Set task
Look through the records below and collect all lines that hold the string "Complexity".

* START *

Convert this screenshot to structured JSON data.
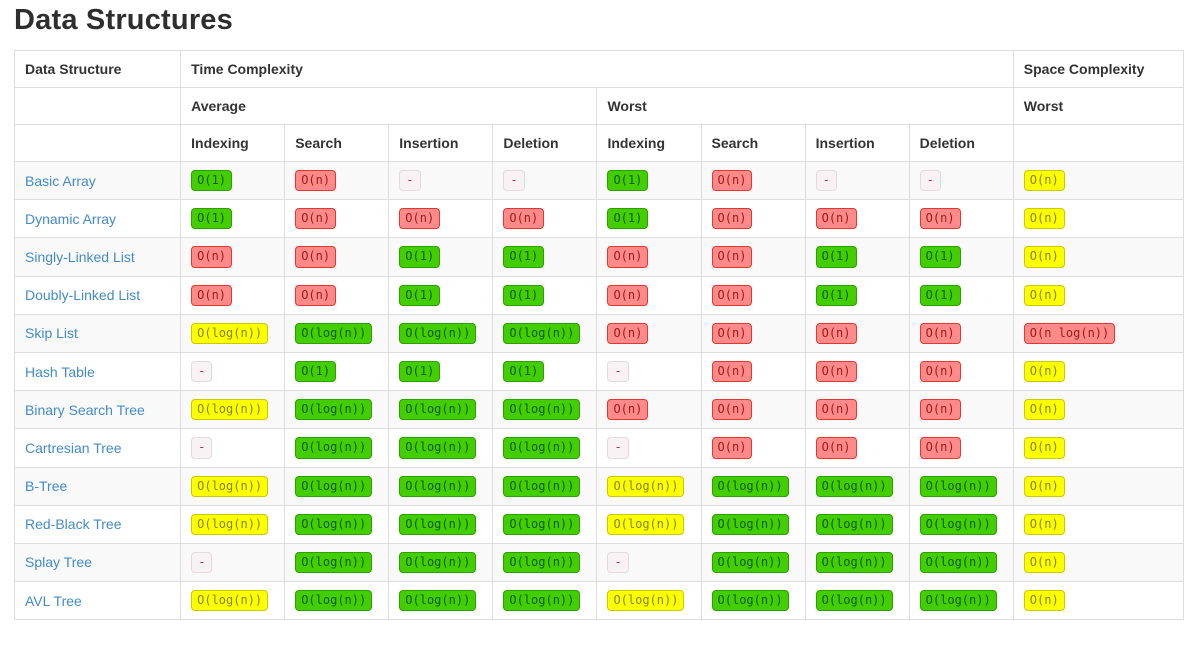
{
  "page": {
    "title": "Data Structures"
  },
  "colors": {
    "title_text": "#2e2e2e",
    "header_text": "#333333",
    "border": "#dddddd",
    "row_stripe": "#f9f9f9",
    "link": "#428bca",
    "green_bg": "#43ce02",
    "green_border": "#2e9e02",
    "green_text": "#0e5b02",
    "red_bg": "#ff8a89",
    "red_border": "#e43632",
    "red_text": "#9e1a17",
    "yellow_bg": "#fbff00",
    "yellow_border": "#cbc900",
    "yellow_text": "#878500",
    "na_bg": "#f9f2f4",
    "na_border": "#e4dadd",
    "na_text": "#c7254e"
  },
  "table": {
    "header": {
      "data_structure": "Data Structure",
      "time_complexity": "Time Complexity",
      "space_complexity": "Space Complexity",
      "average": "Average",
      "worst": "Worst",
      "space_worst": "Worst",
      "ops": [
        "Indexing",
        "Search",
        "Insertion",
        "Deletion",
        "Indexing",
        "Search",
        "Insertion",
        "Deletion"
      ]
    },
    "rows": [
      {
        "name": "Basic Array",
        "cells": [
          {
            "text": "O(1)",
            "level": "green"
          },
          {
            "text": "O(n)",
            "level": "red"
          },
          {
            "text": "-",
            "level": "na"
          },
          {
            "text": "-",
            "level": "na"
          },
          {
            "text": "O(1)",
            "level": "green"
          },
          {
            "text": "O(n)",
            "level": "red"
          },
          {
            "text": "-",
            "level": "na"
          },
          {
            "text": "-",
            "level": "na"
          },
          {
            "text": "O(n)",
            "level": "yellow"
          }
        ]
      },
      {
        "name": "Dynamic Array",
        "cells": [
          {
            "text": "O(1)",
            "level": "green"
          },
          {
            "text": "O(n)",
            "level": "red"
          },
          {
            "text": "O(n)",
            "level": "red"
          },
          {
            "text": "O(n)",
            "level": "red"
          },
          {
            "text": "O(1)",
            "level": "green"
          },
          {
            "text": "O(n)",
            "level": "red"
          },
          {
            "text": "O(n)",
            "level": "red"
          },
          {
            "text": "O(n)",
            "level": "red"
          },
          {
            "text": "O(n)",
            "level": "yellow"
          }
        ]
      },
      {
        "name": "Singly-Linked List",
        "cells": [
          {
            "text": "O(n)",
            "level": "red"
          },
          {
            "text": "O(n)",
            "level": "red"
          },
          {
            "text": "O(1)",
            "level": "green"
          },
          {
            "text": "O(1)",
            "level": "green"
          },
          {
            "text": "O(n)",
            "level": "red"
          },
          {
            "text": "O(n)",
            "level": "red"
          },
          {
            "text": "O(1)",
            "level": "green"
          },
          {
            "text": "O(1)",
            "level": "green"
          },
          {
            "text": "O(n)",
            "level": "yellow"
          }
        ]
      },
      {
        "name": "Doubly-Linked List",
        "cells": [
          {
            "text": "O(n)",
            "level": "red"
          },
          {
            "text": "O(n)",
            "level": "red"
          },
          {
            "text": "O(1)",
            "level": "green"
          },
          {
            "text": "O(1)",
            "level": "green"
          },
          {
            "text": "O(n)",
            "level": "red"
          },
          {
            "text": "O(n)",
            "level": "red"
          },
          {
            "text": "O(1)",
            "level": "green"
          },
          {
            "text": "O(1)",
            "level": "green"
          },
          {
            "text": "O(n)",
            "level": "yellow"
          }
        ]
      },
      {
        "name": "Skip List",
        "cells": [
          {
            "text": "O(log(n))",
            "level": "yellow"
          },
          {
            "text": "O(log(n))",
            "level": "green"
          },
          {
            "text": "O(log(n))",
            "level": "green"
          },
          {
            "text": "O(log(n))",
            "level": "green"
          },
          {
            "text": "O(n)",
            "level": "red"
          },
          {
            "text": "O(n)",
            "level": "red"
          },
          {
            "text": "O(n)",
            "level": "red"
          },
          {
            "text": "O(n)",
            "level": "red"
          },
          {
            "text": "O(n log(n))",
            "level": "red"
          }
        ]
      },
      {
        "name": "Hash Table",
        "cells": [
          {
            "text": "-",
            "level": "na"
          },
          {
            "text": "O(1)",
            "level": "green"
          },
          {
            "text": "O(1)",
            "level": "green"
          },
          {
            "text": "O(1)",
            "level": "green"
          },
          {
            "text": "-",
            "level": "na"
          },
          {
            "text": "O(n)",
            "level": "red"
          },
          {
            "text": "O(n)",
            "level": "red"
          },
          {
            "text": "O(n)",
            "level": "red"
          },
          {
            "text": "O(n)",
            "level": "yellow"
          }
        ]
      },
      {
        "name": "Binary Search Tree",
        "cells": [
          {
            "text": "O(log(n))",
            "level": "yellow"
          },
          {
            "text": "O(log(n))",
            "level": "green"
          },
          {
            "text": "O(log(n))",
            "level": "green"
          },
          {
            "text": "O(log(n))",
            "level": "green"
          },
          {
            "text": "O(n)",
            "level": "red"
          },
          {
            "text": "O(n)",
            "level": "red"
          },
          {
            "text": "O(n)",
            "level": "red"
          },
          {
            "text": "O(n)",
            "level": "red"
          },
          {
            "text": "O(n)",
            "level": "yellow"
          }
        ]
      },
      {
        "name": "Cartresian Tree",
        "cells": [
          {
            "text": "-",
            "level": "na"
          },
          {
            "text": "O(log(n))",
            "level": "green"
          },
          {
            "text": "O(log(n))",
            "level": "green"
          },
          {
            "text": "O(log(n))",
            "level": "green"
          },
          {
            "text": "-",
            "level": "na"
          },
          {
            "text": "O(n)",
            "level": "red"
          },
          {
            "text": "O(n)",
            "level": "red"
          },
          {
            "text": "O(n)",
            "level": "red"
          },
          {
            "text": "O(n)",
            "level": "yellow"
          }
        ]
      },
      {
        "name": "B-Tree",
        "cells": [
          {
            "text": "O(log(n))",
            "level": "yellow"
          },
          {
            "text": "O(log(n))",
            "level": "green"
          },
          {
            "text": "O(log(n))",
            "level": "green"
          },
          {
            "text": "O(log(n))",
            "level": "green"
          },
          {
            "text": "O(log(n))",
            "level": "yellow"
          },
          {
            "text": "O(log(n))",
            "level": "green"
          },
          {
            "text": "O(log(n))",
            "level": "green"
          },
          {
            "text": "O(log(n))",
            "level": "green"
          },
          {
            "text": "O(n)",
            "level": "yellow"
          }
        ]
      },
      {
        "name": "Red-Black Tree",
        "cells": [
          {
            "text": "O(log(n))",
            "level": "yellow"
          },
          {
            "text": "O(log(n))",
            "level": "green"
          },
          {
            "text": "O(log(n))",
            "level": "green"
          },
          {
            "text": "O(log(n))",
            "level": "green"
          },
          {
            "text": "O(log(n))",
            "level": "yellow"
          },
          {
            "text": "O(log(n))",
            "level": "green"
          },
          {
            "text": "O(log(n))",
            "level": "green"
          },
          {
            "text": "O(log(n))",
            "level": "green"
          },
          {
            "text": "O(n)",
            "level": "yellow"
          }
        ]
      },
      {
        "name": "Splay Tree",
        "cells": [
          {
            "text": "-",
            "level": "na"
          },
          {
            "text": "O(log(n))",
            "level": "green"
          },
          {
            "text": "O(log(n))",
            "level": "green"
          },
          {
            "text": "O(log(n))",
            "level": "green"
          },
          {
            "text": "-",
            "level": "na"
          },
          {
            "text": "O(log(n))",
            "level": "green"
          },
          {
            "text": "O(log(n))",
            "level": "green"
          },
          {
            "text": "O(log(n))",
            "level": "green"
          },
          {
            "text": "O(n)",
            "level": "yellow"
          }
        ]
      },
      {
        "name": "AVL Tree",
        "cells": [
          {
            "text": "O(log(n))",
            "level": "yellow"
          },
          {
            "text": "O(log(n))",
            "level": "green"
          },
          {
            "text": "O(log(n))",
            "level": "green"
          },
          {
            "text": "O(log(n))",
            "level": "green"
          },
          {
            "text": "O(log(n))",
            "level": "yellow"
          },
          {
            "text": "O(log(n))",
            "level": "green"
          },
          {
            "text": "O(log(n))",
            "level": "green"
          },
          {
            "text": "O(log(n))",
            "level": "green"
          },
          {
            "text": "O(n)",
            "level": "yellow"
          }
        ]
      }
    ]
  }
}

* END *
* START *

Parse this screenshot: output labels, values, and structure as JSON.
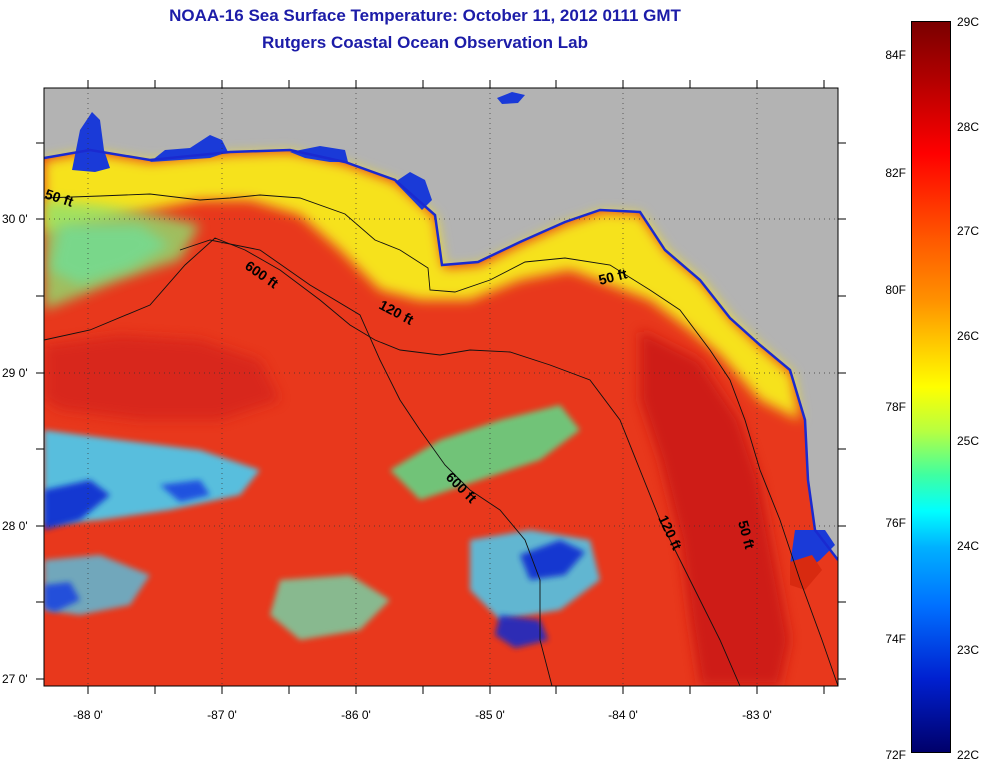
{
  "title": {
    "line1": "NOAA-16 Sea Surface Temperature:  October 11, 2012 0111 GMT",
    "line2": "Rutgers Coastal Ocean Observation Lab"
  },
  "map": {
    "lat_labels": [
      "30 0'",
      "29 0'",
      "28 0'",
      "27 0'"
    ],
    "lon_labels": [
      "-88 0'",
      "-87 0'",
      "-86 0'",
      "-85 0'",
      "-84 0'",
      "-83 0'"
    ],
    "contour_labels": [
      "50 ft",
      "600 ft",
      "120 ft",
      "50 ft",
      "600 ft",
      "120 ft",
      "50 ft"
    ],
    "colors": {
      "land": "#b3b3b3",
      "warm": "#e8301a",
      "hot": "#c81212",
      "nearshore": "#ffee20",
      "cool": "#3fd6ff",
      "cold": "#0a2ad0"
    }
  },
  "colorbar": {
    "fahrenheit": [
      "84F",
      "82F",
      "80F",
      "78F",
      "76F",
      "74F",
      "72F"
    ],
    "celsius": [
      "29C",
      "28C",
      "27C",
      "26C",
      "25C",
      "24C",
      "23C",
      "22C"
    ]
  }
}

* END *
* START *

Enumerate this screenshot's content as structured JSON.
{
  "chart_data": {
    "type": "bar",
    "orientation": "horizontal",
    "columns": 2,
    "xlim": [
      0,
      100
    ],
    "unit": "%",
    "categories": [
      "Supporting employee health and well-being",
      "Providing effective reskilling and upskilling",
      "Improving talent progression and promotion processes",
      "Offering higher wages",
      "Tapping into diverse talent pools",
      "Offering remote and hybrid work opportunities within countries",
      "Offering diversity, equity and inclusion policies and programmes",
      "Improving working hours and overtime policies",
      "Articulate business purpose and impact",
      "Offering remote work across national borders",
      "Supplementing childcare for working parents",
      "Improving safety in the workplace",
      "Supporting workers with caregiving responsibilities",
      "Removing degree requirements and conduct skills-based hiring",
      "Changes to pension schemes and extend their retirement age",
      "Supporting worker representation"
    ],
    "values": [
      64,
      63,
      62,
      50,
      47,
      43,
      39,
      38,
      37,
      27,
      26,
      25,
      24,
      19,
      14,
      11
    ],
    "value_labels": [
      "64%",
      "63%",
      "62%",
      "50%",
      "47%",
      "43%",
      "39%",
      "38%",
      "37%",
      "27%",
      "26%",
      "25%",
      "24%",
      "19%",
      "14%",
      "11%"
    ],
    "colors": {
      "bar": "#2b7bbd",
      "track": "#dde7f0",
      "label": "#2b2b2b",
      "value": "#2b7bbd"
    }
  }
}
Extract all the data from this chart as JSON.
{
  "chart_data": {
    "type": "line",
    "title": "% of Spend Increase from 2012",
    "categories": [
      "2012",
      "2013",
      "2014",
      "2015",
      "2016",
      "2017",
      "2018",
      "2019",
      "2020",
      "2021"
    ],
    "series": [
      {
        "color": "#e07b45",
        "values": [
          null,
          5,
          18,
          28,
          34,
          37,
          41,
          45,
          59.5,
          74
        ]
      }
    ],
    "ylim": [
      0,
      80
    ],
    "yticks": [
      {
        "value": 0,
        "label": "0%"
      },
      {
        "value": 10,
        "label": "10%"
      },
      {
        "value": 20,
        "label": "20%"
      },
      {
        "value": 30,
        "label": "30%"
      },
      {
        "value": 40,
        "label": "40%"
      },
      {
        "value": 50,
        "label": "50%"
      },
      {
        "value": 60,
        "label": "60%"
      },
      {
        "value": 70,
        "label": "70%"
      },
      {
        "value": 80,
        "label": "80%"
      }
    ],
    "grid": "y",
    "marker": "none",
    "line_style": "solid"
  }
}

* END *

Output below
      "time_complexity": "Time Complexity",
      "space_complexity": "Space Complexity",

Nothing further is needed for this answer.